• _SELECTED TEXT_:
------------

Dentists should refer postmenopausal women with an eroded cortex for bone densitometry. However, can dentists actually identify women with an eroded cortex by their panoramic radiographs, whose image qualities may vary among dental clinics? In our recent pilot study, conducted within the Hiroshima Dental Association in 2003, 17 general dental practitioners, who were trained in the reading of cortical shape, identified 14 (87.5%) of 16 women with osteoporosis and 15 (68.0%) of 22 women with osteopenia (T-score of –1.0 to –2.5) in 61 study subjects who visited their dental clinics, who had had dental panoramic radiographs taken for dental treatment, and who wanted to have BMD assessment by DXA (unpublished data). These dentists misidentified only ten women (16.3%). The sensitivity, specificity, and likelihood ratio for a positive risk result for identifying postmenopausal women with osteoporosis by these dentists were 87.5%, 44.4% and 1.58, respectively. These were similar to those of the OST index in our study. Trained dentists may identify women with osteoporosis with sufficient diagnostic performance compared with the OST index in their own clinics by using their panoramic radiographs.

This study has some limitations. All subjects of this study were not healthy volunteers from the community but were patients who visited our clinic for BMD assessment. Our subjects, therefore, were not representative of the general population of Japanese postmenopausal women. Iki et al. recently reported that, in healthy Japanese women aged 50 to 79 years, the prevalence rate of osteoporosis according to WHO classification was 38.0% at the lumbar spine and 11.6% at the femoral neck [30]. We cannot directly compare our subjects aged 46 to 64 years with the subjects of Iki et al.; however, the prevalence rate of osteoporosis at the lumbar spine (14.6%) was also somewhat higher than that at the femoral neck (10.1%) in our study. The relatively small sample selected by strict inclusion criteria may result in a large 95% CI of likelihood ratio in the high-risk group defined by panoramic measurements. This may limit the interpretation of our findings.

------------

• _YOUR ASSIGNMENT_:
Write the next part of the passage on dental panoramic radiographs and osteoporosis screening, starting right after its last sentence.

• _RECORDED DATA_:
------------

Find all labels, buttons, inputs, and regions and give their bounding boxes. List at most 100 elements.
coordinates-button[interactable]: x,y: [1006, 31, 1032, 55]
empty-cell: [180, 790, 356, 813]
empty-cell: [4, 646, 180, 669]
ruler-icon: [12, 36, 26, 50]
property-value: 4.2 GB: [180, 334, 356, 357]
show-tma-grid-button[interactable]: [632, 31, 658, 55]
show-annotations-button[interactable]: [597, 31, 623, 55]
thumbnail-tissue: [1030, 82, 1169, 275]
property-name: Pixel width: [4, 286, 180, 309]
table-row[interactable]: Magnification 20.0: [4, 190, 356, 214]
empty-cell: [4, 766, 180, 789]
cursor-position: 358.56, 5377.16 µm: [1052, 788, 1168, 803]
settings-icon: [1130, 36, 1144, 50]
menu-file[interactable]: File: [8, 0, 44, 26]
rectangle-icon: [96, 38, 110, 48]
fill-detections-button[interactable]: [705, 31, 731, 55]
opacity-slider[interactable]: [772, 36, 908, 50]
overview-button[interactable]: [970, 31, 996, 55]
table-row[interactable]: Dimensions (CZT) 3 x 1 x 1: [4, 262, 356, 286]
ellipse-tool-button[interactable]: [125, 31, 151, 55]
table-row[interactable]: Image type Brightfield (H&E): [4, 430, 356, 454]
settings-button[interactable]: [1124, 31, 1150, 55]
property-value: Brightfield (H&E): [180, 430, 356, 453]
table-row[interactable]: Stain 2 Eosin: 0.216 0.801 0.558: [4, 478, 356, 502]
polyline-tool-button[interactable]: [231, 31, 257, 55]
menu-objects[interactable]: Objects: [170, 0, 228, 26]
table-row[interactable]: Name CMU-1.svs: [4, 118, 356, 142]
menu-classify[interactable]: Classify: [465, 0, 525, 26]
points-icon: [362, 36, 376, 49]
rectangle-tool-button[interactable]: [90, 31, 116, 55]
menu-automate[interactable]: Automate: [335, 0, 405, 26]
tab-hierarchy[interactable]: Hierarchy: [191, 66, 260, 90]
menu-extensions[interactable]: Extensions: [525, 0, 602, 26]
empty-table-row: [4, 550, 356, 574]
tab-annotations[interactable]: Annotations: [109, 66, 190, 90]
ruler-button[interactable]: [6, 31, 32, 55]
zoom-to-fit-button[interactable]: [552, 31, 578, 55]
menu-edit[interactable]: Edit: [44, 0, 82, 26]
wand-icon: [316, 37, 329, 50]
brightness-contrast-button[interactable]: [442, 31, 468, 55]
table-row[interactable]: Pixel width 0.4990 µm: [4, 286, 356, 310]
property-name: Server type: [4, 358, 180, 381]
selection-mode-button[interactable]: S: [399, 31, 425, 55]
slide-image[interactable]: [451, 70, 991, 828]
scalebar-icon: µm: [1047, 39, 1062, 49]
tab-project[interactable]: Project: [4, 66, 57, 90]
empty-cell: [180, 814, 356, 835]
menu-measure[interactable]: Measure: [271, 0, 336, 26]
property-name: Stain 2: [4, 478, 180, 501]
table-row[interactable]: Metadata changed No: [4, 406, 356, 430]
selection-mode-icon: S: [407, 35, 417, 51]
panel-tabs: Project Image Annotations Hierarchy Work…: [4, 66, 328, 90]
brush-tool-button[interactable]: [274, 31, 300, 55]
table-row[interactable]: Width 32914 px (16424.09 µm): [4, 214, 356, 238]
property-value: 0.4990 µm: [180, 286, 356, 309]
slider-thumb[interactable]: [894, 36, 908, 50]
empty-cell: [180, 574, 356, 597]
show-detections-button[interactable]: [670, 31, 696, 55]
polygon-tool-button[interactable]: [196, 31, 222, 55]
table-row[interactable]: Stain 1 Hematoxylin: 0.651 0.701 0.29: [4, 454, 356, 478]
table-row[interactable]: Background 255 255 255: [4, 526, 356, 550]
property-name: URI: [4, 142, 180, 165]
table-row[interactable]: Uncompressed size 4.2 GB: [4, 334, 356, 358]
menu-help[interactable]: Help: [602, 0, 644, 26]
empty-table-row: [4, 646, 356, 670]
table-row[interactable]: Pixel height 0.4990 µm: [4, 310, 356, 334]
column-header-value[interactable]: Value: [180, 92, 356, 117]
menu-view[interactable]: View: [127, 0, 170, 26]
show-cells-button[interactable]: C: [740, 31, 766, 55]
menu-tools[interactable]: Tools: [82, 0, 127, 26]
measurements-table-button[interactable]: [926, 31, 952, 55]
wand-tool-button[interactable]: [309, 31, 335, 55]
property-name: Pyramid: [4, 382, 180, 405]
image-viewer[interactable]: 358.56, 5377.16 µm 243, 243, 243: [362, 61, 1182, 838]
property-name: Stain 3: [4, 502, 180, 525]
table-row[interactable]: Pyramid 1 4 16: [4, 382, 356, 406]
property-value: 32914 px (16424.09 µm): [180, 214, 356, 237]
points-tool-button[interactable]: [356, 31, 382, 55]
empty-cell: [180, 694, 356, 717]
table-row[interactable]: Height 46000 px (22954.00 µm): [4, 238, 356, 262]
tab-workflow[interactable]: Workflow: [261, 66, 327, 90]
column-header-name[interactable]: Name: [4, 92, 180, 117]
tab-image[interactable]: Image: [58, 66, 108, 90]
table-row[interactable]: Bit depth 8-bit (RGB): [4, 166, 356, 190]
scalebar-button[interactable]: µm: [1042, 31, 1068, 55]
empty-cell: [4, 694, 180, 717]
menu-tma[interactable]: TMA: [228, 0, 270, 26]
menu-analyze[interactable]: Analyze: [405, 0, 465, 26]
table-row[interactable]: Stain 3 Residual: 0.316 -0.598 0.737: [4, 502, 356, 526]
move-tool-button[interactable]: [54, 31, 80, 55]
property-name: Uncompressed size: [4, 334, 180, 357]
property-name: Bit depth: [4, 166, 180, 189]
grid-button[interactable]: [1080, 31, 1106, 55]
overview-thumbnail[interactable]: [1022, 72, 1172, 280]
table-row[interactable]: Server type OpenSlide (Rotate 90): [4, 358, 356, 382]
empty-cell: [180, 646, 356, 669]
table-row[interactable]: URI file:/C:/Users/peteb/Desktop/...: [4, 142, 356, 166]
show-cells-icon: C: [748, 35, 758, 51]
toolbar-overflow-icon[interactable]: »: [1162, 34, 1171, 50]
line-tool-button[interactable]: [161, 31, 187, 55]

------------

• _WRITTEN RESPONSE_:
Our previous study in the USA [12], and our present study, suggest that cortical shape may be used both in Japanese and Caucasian women as well. However, it is likely that the cutoff threshold of cortical width may not be directly applied to Caucasian postmenopausal women. Instead of crude cortical width, the cutoff threshold value based on T-score calculated from mean cortical width of young adult Japanese women might be useful for Caucasian women. Further, it would be important for dentists to produce models of expense and benefit if they apply our finding to the entire Japanese population as well as Caucasian population.

In conclusion, cortical measurements detected on dental panoramic radiographs may be useful for identifying younger postmenopausal women with low BMD or osteoporosis. Dentists should refer postmenopausal women with eroded cortex or thin cortical width (<3.0 mm) for bone densitometry. Several studies in populations of other ethnic backgrounds would be necessary to establish screening for osteoporosis in the dental office. Nonetheless, dentists may be able to refer postmenopausal women younger than 65 years for bone densitometry on the basis of incidental findings on dental panoramic radiographs.